═══ Supplied passage
The Five Colleges of Ohio
Teagle Foundation

Creative Thinking: Characteristics & Traits

Characteristics Associated With Creative Proccesses and Products

The list below focuses on cognitive and affective skills or abilities that creativity researchers have associated with creative individuals, although there is clearly no consensus opinion that all of these must be present in a creative person or process. Some of these traits also characterize successful critical thinking, and some are distinct yet not mutually exclusive. Most of the research that speaks to these characteristics has focused on industrialized western nations and cultures.

One should also take into consideration Sternberg and Lubart’s point that “creativity is hypothesized to involve more than a simply sum of a person’s attained level of functioning on each component.” Certain individuals and components may have thresholds above and below which creativity can or cannot take place; strengths in one area may balance weaknesses in others; and high levels of interactions between components can enhance creativity beyond a simple summing equation (Sternberg 1999).

  • Idea generation – coming up with new ideas, new alternatives to solving problems, and new variations on a theme (flexibility, fluency, originality, divergent thinking).
  • Curiosity – wanting to know more about something; a desire to dig deeper into a subject; an unwillingness to settle for conventional explanations.
══════
═══ Information given
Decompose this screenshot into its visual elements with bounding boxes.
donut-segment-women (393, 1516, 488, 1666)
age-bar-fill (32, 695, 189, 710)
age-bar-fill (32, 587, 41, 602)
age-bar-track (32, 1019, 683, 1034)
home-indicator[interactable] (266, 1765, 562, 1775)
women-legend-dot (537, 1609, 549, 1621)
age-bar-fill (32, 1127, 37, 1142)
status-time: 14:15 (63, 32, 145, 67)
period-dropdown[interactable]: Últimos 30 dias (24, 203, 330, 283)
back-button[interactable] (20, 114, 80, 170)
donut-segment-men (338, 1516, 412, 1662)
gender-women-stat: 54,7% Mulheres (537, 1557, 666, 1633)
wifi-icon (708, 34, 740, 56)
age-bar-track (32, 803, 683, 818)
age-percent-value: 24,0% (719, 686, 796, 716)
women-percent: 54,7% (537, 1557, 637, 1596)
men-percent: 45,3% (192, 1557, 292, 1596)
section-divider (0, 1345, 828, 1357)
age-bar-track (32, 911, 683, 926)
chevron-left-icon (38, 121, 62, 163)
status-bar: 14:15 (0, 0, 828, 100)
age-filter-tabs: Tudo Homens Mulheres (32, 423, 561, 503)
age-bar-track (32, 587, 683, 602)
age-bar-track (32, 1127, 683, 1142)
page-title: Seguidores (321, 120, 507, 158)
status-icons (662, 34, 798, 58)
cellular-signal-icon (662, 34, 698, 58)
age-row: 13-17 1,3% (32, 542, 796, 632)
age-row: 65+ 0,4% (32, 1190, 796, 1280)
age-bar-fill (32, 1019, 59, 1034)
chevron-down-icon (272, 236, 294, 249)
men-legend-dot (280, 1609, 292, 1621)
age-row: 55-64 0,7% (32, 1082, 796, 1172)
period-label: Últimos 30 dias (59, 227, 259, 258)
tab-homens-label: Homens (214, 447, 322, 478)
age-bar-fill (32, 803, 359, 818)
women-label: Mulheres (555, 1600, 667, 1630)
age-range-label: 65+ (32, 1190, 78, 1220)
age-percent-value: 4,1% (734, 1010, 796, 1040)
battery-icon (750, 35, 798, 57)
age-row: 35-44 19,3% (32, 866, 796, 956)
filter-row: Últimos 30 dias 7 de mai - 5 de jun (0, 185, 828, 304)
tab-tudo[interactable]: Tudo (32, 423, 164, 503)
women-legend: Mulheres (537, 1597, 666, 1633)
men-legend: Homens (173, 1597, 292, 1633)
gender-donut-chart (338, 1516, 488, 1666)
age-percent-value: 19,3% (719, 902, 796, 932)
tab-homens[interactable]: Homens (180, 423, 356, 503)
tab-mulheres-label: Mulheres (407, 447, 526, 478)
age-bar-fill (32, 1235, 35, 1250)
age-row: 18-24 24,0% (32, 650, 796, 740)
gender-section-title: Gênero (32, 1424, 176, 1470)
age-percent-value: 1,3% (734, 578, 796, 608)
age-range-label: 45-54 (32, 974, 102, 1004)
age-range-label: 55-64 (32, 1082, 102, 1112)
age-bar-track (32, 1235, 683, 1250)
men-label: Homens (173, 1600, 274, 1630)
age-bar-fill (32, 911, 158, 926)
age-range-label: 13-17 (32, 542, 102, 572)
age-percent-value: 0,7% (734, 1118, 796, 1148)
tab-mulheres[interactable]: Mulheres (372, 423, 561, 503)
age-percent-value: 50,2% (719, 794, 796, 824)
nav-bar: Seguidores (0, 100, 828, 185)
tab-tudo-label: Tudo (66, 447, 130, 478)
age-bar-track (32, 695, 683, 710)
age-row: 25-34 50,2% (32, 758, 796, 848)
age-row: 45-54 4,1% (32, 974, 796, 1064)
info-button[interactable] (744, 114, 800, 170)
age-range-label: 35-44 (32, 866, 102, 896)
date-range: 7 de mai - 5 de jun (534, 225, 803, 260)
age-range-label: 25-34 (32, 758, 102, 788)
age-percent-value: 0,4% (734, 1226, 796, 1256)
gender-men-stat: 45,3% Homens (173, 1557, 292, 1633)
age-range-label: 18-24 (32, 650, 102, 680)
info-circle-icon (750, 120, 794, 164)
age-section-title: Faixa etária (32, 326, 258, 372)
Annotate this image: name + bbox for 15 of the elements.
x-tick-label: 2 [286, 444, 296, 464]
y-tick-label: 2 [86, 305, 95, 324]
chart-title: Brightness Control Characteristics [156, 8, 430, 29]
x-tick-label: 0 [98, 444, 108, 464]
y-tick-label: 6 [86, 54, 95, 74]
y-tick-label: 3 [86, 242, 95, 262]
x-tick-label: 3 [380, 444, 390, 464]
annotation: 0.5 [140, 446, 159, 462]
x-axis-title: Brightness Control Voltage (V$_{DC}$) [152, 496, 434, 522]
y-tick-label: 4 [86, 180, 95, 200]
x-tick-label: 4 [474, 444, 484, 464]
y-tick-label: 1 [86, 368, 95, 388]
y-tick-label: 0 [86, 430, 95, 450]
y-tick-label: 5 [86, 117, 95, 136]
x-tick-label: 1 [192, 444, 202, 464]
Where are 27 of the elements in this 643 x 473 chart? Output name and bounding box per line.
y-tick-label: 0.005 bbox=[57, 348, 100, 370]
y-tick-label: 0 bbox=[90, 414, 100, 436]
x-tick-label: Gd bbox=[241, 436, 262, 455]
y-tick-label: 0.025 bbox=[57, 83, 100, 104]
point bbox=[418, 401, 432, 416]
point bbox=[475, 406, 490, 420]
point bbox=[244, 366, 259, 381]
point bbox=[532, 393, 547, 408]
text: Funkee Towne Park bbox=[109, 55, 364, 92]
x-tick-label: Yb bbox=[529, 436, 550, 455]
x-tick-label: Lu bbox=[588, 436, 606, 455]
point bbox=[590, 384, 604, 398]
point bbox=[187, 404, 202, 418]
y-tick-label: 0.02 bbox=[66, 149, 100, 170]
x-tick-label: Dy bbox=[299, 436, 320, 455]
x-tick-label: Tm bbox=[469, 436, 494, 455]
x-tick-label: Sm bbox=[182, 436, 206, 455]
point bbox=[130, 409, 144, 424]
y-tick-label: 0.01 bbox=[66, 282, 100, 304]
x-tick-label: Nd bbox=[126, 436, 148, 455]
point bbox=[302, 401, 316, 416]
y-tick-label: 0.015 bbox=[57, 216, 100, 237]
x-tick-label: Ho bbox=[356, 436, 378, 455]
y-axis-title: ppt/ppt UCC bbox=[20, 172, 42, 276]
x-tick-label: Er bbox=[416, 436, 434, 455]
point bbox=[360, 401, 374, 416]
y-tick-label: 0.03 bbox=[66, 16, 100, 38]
══════
◆ Study questions
A - Translate this sentence from the passage on creative thinking into Spanish: "Most of the research that speaks to these characteristics has focused on industrialized western nations and cultures."
B - Pick up the passage on creative thinking at the point where it stops, after the item on curiosity.

◆ Task-by-task answers
A - La mayor parte de la investigación que aborda estas características se ha centrado en naciones y culturas occidentales industrializadas.

B -
  • Imagination – the faculty or action of producing ideas, especially mental images of what is not present or had not been experienced; the ability to consider alternative points of views; ways of life; and beliefs both across time and across social and physical space. Imagination is also the ability to pose counterfactuals (“what ifs”), to suppose, and to reason through the implications of such alternative scenarios.
  • Reasoning by metaphor and analogy – finding homologies; recognizing common traits across otherwise dissimilar phenomena; interpreting or communicating something that is unfamiliar or ambiguous by means of comparing it to something more familiar and recognizable.
  • Elaboration – related to curiosity is the desire and ability to extend an insight, story or discovery -- to consider repercussions, to push an argument to its extremes, to “unpack” statements and observations.
  • Complexity – ability to identify and recognize non-obvious problems; question assumptions; see multiple paths of causation; consider multiple variables; formulate numerous hypotheses; recognize missing elements; tolerate ambiguity.
  • Synthesis and combination– ability to bring together disparate bits of information and facts in order to tell a coherent story or provide a logical argument; “connecting the dots;” applying knowledge and techniques from one discipline to solve or consider problems in another discipline (x-disciplinary thinking); utilizing knowledge in a different or new context.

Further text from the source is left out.